# What needs to be done
Read through the records below and copy each line that uses the word "screenshot".
****************
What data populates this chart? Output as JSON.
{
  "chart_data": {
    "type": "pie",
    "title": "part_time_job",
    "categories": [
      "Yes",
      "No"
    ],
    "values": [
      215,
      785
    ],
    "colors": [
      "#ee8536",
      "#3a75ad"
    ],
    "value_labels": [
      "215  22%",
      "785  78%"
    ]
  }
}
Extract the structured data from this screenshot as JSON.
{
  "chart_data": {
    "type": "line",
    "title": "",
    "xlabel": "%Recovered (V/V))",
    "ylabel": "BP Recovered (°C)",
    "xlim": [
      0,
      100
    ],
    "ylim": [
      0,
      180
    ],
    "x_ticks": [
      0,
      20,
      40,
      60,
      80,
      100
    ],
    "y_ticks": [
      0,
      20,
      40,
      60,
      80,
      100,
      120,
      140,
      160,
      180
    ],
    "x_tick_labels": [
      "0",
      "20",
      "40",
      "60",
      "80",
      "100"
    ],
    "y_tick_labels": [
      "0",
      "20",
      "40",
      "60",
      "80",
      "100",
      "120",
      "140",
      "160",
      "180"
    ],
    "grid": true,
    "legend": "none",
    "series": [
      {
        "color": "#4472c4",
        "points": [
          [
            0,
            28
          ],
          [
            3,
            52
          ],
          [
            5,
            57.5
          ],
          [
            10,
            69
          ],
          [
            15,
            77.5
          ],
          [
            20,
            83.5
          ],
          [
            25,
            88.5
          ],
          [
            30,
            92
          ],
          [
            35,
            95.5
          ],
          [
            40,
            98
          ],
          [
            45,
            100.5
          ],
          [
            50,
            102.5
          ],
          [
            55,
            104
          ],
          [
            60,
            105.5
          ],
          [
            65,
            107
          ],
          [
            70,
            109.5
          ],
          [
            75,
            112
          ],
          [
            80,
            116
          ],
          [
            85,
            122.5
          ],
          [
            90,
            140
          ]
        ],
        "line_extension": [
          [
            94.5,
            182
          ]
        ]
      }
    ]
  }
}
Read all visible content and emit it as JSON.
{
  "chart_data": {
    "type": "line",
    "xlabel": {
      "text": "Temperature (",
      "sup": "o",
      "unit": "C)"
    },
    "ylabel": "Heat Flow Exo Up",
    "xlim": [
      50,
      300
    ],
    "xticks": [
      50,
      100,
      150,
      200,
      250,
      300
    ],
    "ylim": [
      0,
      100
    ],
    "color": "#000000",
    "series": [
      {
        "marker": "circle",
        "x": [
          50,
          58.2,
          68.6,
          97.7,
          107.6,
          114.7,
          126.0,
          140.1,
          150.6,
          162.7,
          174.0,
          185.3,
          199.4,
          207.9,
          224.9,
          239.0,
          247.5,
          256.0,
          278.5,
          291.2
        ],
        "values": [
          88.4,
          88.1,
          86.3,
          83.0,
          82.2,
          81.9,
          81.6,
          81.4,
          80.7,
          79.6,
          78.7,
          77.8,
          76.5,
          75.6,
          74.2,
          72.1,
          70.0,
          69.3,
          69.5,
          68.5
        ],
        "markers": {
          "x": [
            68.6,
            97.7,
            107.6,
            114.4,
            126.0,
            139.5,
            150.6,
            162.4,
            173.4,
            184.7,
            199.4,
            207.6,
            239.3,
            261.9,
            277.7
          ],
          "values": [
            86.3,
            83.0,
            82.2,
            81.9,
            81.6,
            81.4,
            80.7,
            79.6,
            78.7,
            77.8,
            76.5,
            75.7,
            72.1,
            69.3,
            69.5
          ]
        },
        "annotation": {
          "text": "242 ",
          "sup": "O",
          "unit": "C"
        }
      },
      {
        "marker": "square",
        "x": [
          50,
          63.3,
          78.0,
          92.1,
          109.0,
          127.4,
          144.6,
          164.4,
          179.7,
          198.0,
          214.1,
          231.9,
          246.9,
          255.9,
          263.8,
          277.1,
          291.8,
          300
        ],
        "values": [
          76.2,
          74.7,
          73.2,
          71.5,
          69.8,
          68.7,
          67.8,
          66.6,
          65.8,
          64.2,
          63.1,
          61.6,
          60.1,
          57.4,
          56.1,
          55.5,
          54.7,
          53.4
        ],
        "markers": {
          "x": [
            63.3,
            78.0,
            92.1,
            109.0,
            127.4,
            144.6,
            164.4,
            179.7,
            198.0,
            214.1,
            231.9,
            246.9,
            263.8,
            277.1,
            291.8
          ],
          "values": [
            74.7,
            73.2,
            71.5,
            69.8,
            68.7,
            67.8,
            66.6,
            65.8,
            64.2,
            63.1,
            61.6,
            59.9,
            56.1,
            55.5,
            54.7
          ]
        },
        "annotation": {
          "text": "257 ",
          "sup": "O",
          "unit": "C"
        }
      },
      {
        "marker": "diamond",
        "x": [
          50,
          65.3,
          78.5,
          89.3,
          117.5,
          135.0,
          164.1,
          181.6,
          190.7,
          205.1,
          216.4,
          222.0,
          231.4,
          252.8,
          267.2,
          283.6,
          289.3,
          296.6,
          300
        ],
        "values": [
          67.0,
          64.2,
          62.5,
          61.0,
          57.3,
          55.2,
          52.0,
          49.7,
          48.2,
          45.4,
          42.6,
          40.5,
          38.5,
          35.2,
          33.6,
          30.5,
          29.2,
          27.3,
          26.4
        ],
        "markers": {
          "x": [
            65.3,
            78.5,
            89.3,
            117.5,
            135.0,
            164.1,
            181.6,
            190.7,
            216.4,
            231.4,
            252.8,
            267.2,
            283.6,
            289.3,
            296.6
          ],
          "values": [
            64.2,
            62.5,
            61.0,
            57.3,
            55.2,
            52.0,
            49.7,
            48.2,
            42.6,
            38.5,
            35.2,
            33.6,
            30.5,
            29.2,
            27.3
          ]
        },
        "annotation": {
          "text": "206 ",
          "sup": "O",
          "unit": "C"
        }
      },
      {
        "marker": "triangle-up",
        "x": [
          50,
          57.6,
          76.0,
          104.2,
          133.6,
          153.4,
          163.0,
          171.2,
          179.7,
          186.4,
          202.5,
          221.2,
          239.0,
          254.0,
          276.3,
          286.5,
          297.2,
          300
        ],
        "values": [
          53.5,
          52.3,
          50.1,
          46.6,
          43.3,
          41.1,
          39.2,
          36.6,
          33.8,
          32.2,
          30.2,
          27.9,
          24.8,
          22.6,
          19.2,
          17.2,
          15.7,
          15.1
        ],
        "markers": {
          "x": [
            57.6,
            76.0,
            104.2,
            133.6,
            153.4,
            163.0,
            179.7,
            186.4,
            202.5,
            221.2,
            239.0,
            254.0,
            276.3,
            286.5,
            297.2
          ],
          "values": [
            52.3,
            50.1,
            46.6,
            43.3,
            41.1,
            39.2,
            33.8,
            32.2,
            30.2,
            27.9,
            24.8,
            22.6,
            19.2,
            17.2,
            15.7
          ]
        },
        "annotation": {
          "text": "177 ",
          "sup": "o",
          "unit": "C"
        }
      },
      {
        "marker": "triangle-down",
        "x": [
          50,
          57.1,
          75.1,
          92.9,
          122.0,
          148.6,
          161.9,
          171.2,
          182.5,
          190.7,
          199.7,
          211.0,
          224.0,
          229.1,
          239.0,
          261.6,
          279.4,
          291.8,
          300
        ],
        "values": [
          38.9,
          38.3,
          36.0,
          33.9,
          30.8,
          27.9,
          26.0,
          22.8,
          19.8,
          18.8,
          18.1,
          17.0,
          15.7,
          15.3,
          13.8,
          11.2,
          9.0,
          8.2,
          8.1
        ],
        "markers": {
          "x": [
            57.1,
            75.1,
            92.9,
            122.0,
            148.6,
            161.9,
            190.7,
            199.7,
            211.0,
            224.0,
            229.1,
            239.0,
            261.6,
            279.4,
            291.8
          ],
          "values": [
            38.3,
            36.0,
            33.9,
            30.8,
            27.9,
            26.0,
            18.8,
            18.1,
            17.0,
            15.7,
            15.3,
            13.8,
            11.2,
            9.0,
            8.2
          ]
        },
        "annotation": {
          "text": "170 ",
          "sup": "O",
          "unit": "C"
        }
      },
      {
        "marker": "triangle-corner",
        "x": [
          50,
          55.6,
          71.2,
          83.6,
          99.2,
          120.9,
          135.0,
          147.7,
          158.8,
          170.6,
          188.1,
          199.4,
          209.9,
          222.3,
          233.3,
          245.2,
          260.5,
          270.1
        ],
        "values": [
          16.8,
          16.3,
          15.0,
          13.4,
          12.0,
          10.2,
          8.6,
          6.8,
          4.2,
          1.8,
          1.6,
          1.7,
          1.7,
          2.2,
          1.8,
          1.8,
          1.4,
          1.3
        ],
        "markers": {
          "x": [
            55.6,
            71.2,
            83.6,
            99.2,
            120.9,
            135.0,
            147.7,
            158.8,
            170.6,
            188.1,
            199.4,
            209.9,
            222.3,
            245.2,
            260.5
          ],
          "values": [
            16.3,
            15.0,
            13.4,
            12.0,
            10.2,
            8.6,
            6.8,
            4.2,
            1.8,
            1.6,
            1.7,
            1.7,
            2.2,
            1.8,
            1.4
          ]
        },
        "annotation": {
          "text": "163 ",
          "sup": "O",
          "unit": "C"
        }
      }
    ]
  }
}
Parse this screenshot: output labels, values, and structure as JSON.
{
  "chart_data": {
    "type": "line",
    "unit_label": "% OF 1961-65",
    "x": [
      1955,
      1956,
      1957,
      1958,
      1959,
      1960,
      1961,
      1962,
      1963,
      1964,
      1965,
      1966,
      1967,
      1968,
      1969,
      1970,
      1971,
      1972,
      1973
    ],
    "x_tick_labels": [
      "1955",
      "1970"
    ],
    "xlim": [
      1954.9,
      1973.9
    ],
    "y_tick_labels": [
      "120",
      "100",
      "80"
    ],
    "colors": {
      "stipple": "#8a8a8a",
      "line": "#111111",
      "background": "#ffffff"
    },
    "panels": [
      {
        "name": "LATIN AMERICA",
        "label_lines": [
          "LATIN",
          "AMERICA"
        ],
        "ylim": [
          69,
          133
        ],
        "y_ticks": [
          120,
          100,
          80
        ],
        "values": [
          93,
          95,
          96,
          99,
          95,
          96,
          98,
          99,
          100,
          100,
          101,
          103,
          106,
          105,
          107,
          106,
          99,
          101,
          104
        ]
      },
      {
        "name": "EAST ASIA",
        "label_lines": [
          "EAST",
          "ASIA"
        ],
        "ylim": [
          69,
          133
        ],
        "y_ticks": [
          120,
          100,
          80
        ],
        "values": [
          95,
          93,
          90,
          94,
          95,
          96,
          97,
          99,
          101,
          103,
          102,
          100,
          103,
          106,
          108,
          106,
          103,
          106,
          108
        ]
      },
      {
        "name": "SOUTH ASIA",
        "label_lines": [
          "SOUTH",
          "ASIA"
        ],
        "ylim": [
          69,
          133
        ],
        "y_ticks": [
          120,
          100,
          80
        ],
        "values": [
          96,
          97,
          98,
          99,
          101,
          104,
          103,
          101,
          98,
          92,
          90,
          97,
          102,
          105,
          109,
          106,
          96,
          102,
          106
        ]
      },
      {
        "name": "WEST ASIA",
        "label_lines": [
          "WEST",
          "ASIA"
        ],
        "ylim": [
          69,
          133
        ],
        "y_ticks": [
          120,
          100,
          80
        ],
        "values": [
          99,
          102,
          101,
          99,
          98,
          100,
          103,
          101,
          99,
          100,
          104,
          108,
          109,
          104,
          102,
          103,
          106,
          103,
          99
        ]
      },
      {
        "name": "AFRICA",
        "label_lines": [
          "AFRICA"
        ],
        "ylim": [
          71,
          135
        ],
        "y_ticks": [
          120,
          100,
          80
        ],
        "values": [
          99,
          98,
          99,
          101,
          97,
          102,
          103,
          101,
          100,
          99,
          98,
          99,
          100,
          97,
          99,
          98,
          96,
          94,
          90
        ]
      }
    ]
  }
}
****************
# Final result
Extract the structured data from this screenshot as JSON.
Parse this screenshot: output labels, values, and structure as JSON.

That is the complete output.